◆ Instructions for the task:
Write out the whole listing, matching it exactly.

— start Extracted information —

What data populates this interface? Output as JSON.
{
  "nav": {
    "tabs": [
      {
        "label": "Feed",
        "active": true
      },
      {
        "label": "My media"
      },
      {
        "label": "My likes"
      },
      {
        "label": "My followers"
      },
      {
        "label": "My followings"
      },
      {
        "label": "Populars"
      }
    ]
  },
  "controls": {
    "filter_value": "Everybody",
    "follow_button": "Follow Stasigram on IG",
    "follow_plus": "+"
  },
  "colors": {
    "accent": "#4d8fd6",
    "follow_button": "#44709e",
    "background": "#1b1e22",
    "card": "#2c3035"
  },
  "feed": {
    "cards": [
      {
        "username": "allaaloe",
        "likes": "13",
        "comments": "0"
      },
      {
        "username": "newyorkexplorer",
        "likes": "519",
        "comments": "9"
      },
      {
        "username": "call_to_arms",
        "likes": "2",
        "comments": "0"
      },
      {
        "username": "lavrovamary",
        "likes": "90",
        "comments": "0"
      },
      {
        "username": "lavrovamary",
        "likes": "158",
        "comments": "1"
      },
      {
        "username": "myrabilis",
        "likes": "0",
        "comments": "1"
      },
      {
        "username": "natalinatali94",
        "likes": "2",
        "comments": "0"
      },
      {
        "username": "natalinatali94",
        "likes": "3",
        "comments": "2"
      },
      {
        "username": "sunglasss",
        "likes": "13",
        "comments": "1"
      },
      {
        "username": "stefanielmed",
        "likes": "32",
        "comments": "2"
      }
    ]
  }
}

— end Extracted information —

◆ Final answer:
What data populates this interface? Output as JSON.
{
  "nav": {
    "tabs": [
      {
        "label": "Feed",
        "active": true
      },
      {
        "label": "My media"
      },
      {
        "label": "My likes"
      },
      {
        "label": "My followers"
      },
      {
        "label": "My followings"
      },
      {
        "label": "Populars"
      }
    ]
  },
  "controls": {
    "filter_value": "Everybody",
    "follow_button": "Follow Stasigram on IG",
    "follow_plus": "+"
  },
  "colors": {
    "accent": "#4d8fd6",
    "follow_button": "#44709e",
    "background": "#1b1e22",
    "card": "#2c3035"
  },
  "feed": {
    "cards": [
      {
        "username": "allaaloe",
        "likes": "13",
        "comments": "0"
      },
      {
        "username": "newyorkexplorer",
        "likes": "519",
        "comments": "9"
      },
      {
        "username": "call_to_arms",
        "likes": "2",
        "comments": "0"
      },
      {
        "username": "lavrovamary",
        "likes": "90",
        "comments": "0"
      },
      {
        "username": "lavrovamary",
        "likes": "158",
        "comments": "1"
      },
      {
        "username": "myrabilis",
        "likes": "0",
        "comments": "1"
      },
      {
        "username": "natalinatali94",
        "likes": "2",
        "comments": "0"
      },
      {
        "username": "natalinatali94",
        "likes": "3",
        "comments": "2"
      },
      {
        "username": "sunglasss",
        "likes": "13",
        "comments": "1"
      },
      {
        "username": "stefanielmed",
        "likes": "32",
        "comments": "2"
      }
    ]
  }
}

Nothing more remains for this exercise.